— start of Entries —
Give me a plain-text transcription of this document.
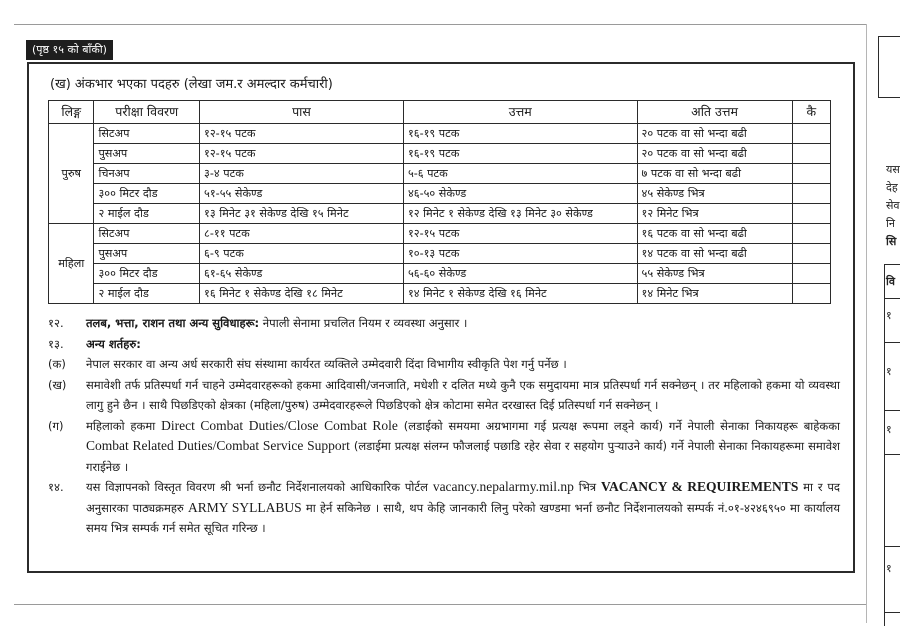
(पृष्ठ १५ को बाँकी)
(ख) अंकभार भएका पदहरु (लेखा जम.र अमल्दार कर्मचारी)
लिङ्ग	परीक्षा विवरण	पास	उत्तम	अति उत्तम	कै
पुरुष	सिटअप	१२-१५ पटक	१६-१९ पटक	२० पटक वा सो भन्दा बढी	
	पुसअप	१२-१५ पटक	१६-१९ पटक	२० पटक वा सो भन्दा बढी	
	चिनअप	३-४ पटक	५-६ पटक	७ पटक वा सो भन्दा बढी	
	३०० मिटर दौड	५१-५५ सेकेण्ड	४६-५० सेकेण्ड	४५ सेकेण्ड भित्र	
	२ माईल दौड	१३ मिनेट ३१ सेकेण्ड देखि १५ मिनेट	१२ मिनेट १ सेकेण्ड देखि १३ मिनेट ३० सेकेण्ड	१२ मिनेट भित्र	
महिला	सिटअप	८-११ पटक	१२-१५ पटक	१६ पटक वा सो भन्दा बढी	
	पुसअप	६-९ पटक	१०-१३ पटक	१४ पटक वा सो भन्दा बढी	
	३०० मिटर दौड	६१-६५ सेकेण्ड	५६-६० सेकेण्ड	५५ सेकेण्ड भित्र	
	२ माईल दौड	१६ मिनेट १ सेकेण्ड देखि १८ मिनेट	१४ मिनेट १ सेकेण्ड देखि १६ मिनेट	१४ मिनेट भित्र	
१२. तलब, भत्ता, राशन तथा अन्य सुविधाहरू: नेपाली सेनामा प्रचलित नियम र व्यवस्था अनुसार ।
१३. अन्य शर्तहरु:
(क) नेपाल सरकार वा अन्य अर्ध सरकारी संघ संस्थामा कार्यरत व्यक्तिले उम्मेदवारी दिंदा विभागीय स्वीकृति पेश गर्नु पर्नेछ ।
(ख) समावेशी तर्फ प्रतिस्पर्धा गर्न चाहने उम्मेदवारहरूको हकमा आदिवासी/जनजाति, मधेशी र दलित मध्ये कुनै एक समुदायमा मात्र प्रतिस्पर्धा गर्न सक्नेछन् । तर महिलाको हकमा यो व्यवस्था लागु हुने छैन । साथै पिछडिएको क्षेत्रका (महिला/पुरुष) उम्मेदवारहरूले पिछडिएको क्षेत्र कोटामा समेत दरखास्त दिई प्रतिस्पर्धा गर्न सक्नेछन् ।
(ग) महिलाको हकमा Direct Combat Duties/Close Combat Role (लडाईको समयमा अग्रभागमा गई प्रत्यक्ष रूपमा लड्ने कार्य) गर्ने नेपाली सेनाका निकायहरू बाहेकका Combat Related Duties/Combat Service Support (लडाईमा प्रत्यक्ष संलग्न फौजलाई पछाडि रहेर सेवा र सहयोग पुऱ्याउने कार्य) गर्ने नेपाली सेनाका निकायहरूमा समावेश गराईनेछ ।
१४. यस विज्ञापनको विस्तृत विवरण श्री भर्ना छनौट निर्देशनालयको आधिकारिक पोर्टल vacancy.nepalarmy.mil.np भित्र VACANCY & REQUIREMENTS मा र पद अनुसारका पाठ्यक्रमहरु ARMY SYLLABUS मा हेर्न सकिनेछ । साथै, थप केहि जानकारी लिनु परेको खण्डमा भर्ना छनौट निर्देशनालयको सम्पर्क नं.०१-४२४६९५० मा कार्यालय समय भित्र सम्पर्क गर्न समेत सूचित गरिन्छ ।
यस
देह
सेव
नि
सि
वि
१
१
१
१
— end of Entries —
— start of Entries —
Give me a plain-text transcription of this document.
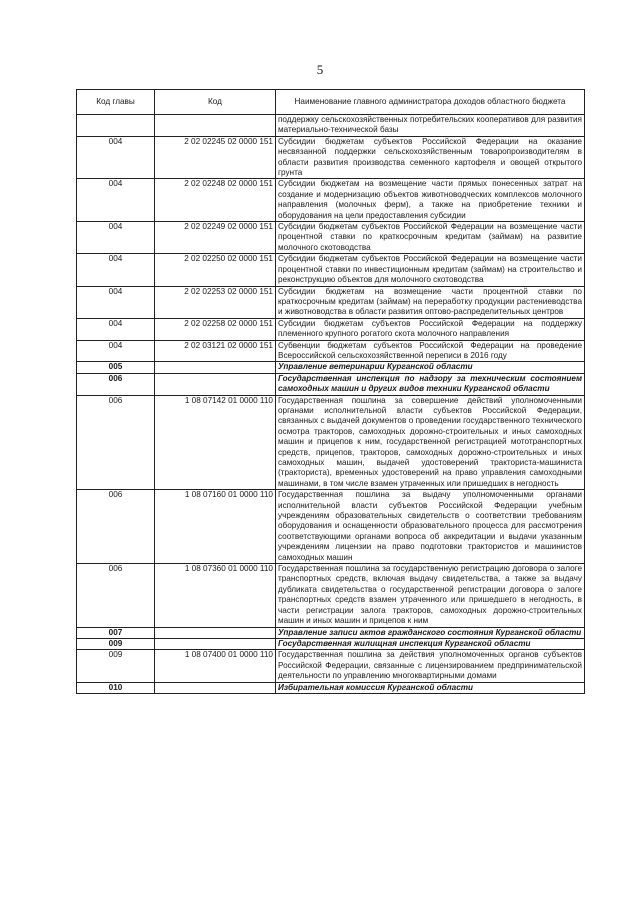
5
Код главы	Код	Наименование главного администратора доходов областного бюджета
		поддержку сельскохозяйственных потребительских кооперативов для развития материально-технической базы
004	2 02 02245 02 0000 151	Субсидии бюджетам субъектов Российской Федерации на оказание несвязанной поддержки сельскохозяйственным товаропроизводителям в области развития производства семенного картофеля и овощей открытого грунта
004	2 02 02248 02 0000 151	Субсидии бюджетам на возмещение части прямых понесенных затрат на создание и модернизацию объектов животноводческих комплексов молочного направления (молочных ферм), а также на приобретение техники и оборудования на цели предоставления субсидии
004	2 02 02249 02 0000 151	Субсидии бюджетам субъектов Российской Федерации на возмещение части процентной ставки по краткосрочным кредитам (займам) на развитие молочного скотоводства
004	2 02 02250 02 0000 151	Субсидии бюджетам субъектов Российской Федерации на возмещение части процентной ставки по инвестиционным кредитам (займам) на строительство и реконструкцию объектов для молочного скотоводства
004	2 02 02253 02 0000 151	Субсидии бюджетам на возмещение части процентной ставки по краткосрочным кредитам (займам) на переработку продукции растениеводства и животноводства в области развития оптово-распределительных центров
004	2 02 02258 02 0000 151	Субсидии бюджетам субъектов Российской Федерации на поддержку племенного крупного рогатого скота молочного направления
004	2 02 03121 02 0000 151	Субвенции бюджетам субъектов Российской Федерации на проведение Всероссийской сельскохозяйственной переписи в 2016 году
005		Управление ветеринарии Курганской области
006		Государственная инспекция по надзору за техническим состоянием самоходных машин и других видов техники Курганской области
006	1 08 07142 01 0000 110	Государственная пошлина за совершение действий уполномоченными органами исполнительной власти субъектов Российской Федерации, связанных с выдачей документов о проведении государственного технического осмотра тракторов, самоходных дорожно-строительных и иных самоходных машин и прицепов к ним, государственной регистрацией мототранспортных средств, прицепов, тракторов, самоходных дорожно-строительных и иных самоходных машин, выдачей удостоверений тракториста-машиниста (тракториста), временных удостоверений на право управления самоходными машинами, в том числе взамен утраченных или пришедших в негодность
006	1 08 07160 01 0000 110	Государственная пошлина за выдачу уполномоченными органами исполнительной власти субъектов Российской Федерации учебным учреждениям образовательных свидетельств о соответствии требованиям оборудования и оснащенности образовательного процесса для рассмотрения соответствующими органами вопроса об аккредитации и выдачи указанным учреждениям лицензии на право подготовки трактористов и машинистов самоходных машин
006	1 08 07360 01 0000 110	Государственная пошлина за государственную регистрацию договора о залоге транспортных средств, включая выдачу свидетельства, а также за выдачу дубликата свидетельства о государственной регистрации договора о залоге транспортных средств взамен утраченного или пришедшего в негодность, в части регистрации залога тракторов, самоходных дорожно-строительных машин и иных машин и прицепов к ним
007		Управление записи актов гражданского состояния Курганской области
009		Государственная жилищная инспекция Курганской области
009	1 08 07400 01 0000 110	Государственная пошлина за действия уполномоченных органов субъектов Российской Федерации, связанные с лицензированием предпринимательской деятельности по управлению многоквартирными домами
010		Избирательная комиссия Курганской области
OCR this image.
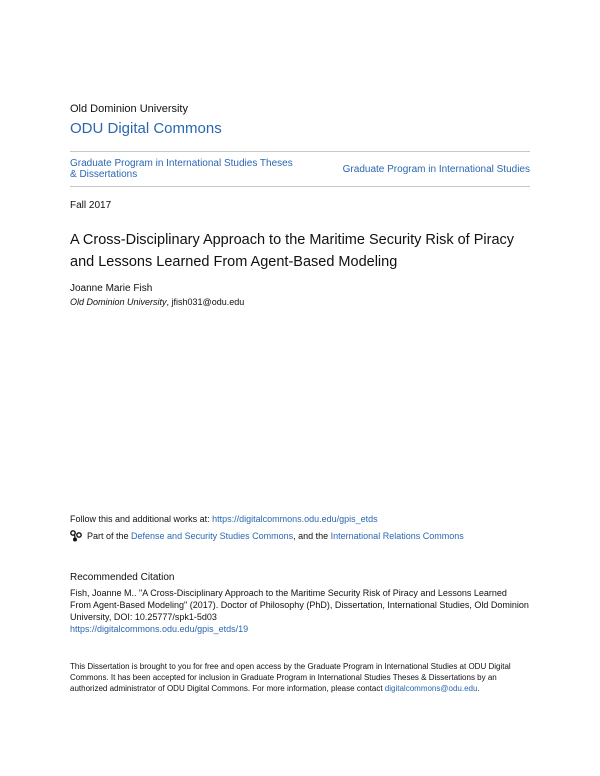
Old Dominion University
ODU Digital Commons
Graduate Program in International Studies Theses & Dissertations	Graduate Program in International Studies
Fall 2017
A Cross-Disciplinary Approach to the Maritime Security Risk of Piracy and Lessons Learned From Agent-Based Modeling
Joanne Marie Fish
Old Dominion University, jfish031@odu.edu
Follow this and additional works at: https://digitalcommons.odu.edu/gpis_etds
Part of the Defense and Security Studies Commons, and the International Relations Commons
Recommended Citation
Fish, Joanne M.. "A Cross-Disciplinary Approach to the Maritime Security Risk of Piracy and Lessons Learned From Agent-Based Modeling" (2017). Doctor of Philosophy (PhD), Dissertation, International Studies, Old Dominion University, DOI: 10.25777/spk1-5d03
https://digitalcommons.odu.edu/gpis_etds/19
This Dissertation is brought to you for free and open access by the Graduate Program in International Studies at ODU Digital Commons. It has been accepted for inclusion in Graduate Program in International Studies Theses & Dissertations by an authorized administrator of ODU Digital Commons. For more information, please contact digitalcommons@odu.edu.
— end of Entries —
- [Short problem] Return every line in the listing that contains the word "поддержку".

- [Completed task]
		поддержку сельскохозяйственных потребительских кооперативов для развития материально-технической базы
004	2 02 02258 02 0000 151	Субсидии бюджетам субъектов Российской Федерации на поддержку племенного крупного рогатого скота молочного направления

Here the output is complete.